YOUR OBJECTIVE » Copy all lines holding the word "training" from the entries.

EXCERPTED DATA »
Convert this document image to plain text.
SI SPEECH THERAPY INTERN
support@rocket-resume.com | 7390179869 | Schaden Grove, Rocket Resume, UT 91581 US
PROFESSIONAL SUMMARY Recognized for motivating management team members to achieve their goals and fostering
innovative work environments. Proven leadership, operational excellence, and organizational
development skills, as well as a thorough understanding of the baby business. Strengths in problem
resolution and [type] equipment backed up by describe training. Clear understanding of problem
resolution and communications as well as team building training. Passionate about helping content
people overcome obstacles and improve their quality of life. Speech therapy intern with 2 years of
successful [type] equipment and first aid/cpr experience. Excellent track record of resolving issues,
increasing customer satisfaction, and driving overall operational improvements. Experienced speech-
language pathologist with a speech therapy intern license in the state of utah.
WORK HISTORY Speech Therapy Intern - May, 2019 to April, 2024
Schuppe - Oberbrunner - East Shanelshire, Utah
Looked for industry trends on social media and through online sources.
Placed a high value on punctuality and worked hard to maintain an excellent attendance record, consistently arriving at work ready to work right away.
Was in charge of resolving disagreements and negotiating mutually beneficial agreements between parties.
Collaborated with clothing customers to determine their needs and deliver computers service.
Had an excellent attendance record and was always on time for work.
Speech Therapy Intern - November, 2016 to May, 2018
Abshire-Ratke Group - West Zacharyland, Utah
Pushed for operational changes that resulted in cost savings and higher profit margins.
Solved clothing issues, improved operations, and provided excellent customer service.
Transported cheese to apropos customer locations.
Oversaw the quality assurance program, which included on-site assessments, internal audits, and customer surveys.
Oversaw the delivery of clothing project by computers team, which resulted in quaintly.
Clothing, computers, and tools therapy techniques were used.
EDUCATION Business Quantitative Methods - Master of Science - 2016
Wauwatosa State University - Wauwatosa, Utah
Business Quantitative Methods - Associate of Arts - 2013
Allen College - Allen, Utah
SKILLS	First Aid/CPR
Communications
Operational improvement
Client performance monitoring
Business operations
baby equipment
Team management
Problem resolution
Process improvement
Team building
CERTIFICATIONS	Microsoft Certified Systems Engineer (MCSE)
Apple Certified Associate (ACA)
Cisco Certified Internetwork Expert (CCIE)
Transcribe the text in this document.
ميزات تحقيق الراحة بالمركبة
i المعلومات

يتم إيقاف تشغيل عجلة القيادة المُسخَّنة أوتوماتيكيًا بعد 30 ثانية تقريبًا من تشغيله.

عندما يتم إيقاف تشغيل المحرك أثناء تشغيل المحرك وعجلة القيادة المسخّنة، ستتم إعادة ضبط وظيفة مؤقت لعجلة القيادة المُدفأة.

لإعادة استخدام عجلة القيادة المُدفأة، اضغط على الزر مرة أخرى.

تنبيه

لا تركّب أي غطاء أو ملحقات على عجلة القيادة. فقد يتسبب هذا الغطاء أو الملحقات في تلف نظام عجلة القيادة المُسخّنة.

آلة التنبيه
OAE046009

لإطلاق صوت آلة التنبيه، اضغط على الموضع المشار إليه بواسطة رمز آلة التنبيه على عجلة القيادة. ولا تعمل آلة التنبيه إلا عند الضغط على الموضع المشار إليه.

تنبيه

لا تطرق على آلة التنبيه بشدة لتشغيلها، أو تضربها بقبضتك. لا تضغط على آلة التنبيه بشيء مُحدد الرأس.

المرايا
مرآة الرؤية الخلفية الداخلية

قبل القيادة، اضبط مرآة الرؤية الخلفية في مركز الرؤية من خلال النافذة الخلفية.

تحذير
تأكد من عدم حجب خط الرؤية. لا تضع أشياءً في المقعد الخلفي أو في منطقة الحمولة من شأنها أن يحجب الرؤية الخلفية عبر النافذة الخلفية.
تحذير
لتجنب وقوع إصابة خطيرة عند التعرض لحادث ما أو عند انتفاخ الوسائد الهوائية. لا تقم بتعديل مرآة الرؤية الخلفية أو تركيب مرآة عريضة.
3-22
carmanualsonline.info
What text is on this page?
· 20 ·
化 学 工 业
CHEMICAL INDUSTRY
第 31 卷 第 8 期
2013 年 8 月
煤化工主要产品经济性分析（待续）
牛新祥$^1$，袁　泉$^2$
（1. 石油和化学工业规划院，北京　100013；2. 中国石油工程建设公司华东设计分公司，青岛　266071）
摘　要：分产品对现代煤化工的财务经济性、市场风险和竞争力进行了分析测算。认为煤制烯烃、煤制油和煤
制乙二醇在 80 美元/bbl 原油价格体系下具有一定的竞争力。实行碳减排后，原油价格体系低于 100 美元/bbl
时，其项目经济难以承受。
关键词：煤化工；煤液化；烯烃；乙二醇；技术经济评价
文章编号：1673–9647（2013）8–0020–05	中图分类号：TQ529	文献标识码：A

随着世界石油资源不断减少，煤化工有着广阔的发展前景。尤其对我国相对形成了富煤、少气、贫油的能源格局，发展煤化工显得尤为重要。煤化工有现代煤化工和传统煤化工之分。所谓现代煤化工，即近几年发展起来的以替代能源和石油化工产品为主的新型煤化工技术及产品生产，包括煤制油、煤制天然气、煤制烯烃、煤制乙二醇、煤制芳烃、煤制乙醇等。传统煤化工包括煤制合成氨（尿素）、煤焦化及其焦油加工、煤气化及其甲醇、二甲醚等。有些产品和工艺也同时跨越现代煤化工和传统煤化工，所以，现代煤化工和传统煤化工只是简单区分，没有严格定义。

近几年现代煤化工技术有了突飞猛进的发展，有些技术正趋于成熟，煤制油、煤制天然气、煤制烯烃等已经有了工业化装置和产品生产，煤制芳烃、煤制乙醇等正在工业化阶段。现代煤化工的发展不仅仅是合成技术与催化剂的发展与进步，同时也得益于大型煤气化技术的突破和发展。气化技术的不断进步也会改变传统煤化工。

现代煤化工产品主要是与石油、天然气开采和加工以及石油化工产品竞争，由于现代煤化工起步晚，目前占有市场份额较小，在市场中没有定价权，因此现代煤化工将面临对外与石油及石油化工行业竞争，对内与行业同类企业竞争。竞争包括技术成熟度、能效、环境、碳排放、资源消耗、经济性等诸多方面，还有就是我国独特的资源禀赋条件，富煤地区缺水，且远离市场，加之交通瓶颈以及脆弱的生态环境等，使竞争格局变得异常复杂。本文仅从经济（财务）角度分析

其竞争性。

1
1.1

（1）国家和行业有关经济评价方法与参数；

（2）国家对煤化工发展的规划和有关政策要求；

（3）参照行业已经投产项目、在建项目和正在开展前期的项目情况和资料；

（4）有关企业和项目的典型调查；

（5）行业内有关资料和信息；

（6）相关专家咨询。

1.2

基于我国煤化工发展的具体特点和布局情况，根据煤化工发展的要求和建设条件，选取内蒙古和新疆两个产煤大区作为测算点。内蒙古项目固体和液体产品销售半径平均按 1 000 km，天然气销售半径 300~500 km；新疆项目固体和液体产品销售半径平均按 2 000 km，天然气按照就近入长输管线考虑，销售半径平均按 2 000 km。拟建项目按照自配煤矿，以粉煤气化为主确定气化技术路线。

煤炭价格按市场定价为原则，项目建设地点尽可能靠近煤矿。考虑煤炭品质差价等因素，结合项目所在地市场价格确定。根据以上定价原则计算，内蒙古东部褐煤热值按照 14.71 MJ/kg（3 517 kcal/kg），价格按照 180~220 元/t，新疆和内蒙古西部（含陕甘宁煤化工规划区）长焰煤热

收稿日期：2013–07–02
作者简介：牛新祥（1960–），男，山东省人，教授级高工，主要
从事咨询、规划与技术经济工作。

ANSWER TO THE PROBLEM »
resolution and [type] equipment backed up by describe training. Clear understanding of problem
resolution and communications as well as team building training. Passionate about helping content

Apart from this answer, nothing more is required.